Without the images, write out the whole listing exactly.

* * *

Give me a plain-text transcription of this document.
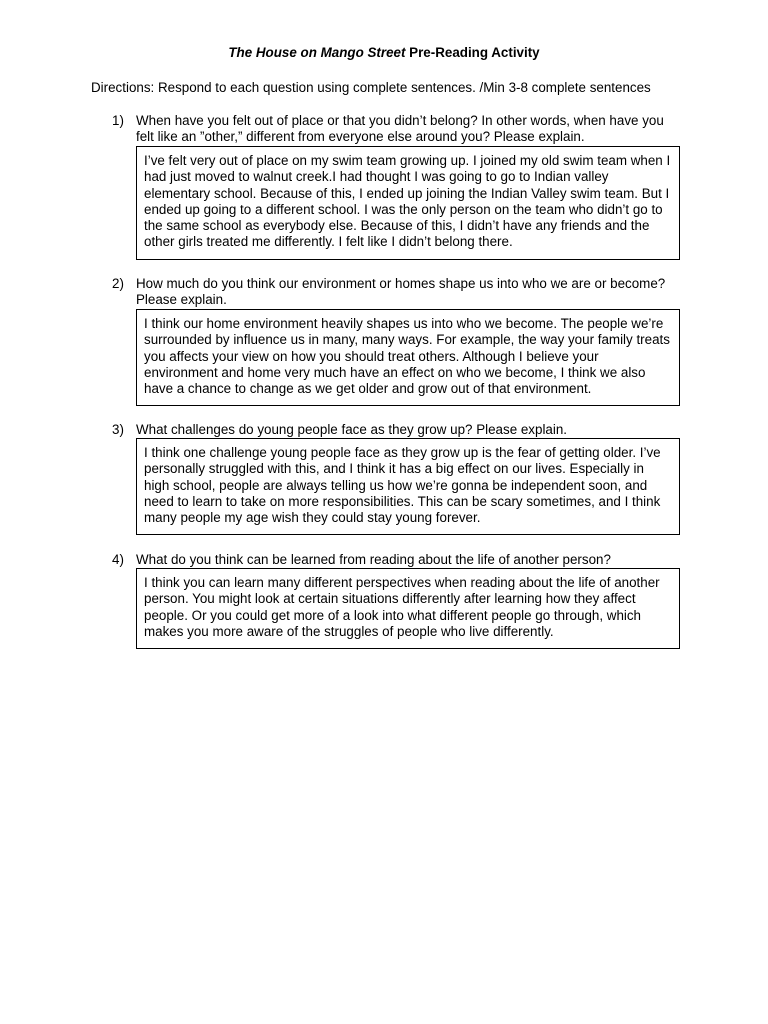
The House on Mango Street Pre-Reading Activity
Directions: Respond to each question using complete sentences. /Min 3-8 complete sentences
1) When have you felt out of place or that you didn’t belong? In other words, when have you felt like an ”other,” different from everyone else around you? Please explain.
I’ve felt very out of place on my swim team growing up. I joined my old swim team when I had just moved to walnut creek.I had thought I was going to go to Indian valley elementary school. Because of this, I ended up joining the Indian Valley swim team. But I ended up going to a different school. I was the only person on the team who didn’t go to the same school as everybody else. Because of this, I didn’t have any friends and the other girls treated me differently. I felt like I didn’t belong there.
2) How much do you think our environment or homes shape us into who we are or become? Please explain.
I think our home environment heavily shapes us into who we become. The people we’re surrounded by influence us in many, many ways. For example, the way your family treats you affects your view on how you should treat others. Although I believe your environment and home very much have an effect on who we become, I think we also have a chance to change as we get older and grow out of that environment.
3) What challenges do young people face as they grow up? Please explain.
I think one challenge young people face as they grow up is the fear of getting older. I’ve personally struggled with this, and I think it has a big effect on our lives. Especially in high school, people are always telling us how we’re gonna be independent soon, and need to learn to take on more responsibilities. This can be scary sometimes, and I think many people my age wish they could stay young forever.
4) What do you think can be learned from reading about the life of another person?
I think you can learn many different perspectives when reading about the life of another person. You might look at certain situations differently after learning how they affect people. Or you could get more of a look into what different people go through, which makes you more aware of the struggles of people who live differently.
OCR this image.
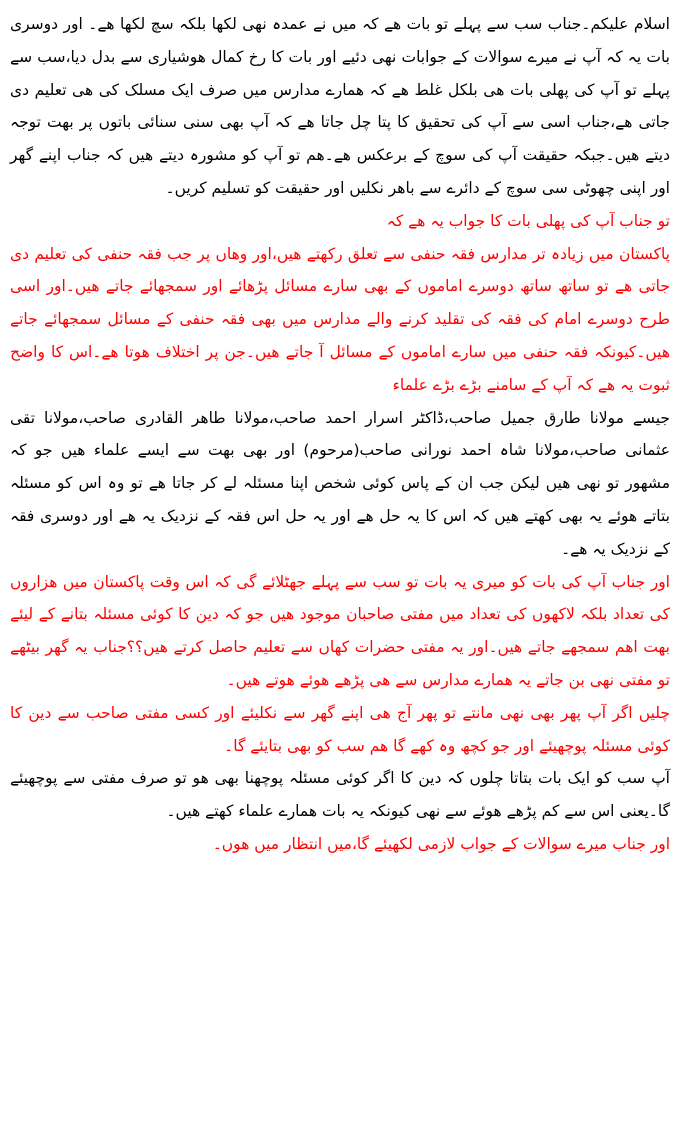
اسلام علیکم۔جناب سب سے پہلے تو بات ھے کہ میں نے عمدہ نھی لکھا بلکہ سچ لکھا ھے۔ اور دوسری بات یہ کہ آپ نے میرے سوالات کے جوابات نھی دئیے اور بات کا رخ کمال ھوشیاری سے بدل دیا،سب سے پہلے تو آپ کی پھلی بات ھی بلکل غلط ھے کہ ھمارے مدارس میں صرف ایک مسلک کی ھی تعلیم دی جاتی ھے،جناب اسی سے آپ کی تحقیق کا پتا چل جاتا ھے کہ آپ بھی سنی سنائی باتوں پر بھت توجہ دیتے ھیں۔جبکہ حقیقت آپ کی سوچ کے برعکس ھے۔ھم تو آپ کو مشورہ دیتے ھیں کہ جناب اپنے گھر اور اپنی چھوٹی سی سوچ کے دائرے سے باھر نکلیں اور حقیقت کو تسلیم کریں۔

تو جناب آپ کی پھلی بات کا جواب یہ ھے کہ

پاکستان میں زیادہ تر مدارس فقہ حنفی سے تعلق رکھتے ھیں،اور وھاں پر جب فقہ حنفی کی تعلیم دی جاتی ھے تو ساتھ ساتھ دوسرے اماموں کے بھی سارے مسائل پڑھائے اور سمجھائے جاتے ھیں۔اور اسی طرح دوسرے امام کی فقہ کی تقلید کرنے والے مدارس میں بھی فقہ حنفی کے مسائل سمجھائے جاتے ھیں۔کیونکہ فقہ حنفی میں سارے اماموں کے مسائل آ جاتے ھیں۔جن پر اختلاف ھوتا ھے۔اس کا واضح ثبوت یہ ھے کہ آپ کے سامنے بڑے بڑے علماء

جیسے مولانا طارق جمیل صاحب،ڈاکٹر اسرار احمد صاحب،مولانا طاھر القادری صاحب،مولانا تقی عثمانی صاحب،مولانا شاہ احمد نورانی صاحب(مرحوم) اور بھی بھت سے ایسے علماء ھیں جو کہ مشھور تو نھی ھیں لیکن جب ان کے پاس کوئی شخص اپنا مسئلہ لے کر جاتا ھے تو وہ اس کو مسئلہ بتاتے ھوئے یہ بھی کھتے ھیں کہ اس کا یہ حل ھے اور یہ حل اس فقہ کے نزدیک یہ ھے اور دوسری فقہ کے نزدیک یہ ھے۔

اور جناب آپ کی بات کو میری یہ بات تو سب سے پہلے جھٹلائے گی کہ اس وقت پاکستان میں ھزاروں کی تعداد بلکہ لاکھوں کی تعداد میں مفتی صاحبان موجود ھیں جو کہ دین کا کوئی مسئلہ بتانے کے لیئے بھت اھم سمجھے جاتے ھیں۔اور یہ مفتی حضرات کھاں سے تعلیم حاصل کرتے ھیں؟؟جناب یہ گھر بیٹھے تو مفتی نھی بن جاتے یہ ھمارے مدارس سے ھی پڑھے ھوئے ھوتے ھیں۔

چلیں اگر آپ پھر بھی نھی مانتے تو پھر آج ھی اپنے گھر سے نکلیئے اور کسی مفتی صاحب سے دین کا کوئی مسئلہ پوچھیئے اور جو کچھ وہ کھے گا ھم سب کو بھی بتایئے گا۔

آپ سب کو ایک بات بتاتا چلوں کہ دین کا اگر کوئی مسئلہ پوچھنا بھی ھو تو صرف مفتی سے پوچھیئے گا۔یعنی اس سے کم پڑھے ھوئے سے نھی کیونکہ یہ بات ھمارے علماء کھتے ھیں۔

اور جناب میرے سوالات کے جواب لازمی لکھیئے گا،میں انتظار میں ھوں۔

* * *

* **In response**:
Give me a plain-text transcription of this document.
The House on Mango Street Pre-Reading Activity
Directions: Respond to each question using complete sentences. /Min 3-8 complete sentences
1) When have you felt out of place or that you didn’t belong? In other words, when have you felt like an ”other,” different from everyone else around you? Please explain.
I’ve felt very out of place on my swim team growing up. I joined my old swim team when I had just moved to walnut creek.I had thought I was going to go to Indian valley elementary school. Because of this, I ended up joining the Indian Valley swim team. But I ended up going to a different school. I was the only person on the team who didn’t go to the same school as everybody else. Because of this, I didn’t have any friends and the other girls treated me differently. I felt like I didn’t belong there.
2) How much do you think our environment or homes shape us into who we are or become? Please explain.
I think our home environment heavily shapes us into who we become. The people we’re surrounded by influence us in many, many ways. For example, the way your family treats you affects your view on how you should treat others. Although I believe your environment and home very much have an effect on who we become, I think we also have a chance to change as we get older and grow out of that environment.
3) What challenges do young people face as they grow up? Please explain.
I think one challenge young people face as they grow up is the fear of getting older. I’ve personally struggled with this, and I think it has a big effect on our lives. Especially in high school, people are always telling us how we’re gonna be independent soon, and need to learn to take on more responsibilities. This can be scary sometimes, and I think many people my age wish they could stay young forever.
4) What do you think can be learned from reading about the life of another person?
I think you can learn many different perspectives when reading about the life of another person. You might look at certain situations differently after learning how they affect people. Or you could get more of a look into what different people go through, which makes you more aware of the struggles of people who live differently.
OCR this image.
اسلام علیکم۔جناب سب سے پہلے تو بات ھے کہ میں نے عمدہ نھی لکھا بلکہ سچ لکھا ھے۔ اور دوسری بات یہ کہ آپ نے میرے سوالات کے جوابات نھی دئیے اور بات کا رخ کمال ھوشیاری سے بدل دیا،سب سے پہلے تو آپ کی پھلی بات ھی بلکل غلط ھے کہ ھمارے مدارس میں صرف ایک مسلک کی ھی تعلیم دی جاتی ھے،جناب اسی سے آپ کی تحقیق کا پتا چل جاتا ھے کہ آپ بھی سنی سنائی باتوں پر بھت توجہ دیتے ھیں۔جبکہ حقیقت آپ کی سوچ کے برعکس ھے۔ھم تو آپ کو مشورہ دیتے ھیں کہ جناب اپنے گھر اور اپنی چھوٹی سی سوچ کے دائرے سے باھر نکلیں اور حقیقت کو تسلیم کریں۔

تو جناب آپ کی پھلی بات کا جواب یہ ھے کہ

پاکستان میں زیادہ تر مدارس فقہ حنفی سے تعلق رکھتے ھیں،اور وھاں پر جب فقہ حنفی کی تعلیم دی جاتی ھے تو ساتھ ساتھ دوسرے اماموں کے بھی سارے مسائل پڑھائے اور سمجھائے جاتے ھیں۔اور اسی طرح دوسرے امام کی فقہ کی تقلید کرنے والے مدارس میں بھی فقہ حنفی کے مسائل سمجھائے جاتے ھیں۔کیونکہ فقہ حنفی میں سارے اماموں کے مسائل آ جاتے ھیں۔جن پر اختلاف ھوتا ھے۔اس کا واضح ثبوت یہ ھے کہ آپ کے سامنے بڑے بڑے علماء

جیسے مولانا طارق جمیل صاحب،ڈاکٹر اسرار احمد صاحب،مولانا طاھر القادری صاحب،مولانا تقی عثمانی صاحب،مولانا شاہ احمد نورانی صاحب(مرحوم) اور بھی بھت سے ایسے علماء ھیں جو کہ مشھور تو نھی ھیں لیکن جب ان کے پاس کوئی شخص اپنا مسئلہ لے کر جاتا ھے تو وہ اس کو مسئلہ بتاتے ھوئے یہ بھی کھتے ھیں کہ اس کا یہ حل ھے اور یہ حل اس فقہ کے نزدیک یہ ھے اور دوسری فقہ کے نزدیک یہ ھے۔

اور جناب آپ کی بات کو میری یہ بات تو سب سے پہلے جھٹلائے گی کہ اس وقت پاکستان میں ھزاروں کی تعداد بلکہ لاکھوں کی تعداد میں مفتی صاحبان موجود ھیں جو کہ دین کا کوئی مسئلہ بتانے کے لیئے بھت اھم سمجھے جاتے ھیں۔اور یہ مفتی حضرات کھاں سے تعلیم حاصل کرتے ھیں؟؟جناب یہ گھر بیٹھے تو مفتی نھی بن جاتے یہ ھمارے مدارس سے ھی پڑھے ھوئے ھوتے ھیں۔

چلیں اگر آپ پھر بھی نھی مانتے تو پھر آج ھی اپنے گھر سے نکلیئے اور کسی مفتی صاحب سے دین کا کوئی مسئلہ پوچھیئے اور جو کچھ وہ کھے گا ھم سب کو بھی بتایئے گا۔

آپ سب کو ایک بات بتاتا چلوں کہ دین کا اگر کوئی مسئلہ پوچھنا بھی ھو تو صرف مفتی سے پوچھیئے گا۔یعنی اس سے کم پڑھے ھوئے سے نھی کیونکہ یہ بات ھمارے علماء کھتے ھیں۔

اور جناب میرے سوالات کے جواب لازمی لکھیئے گا،میں انتظار میں ھوں۔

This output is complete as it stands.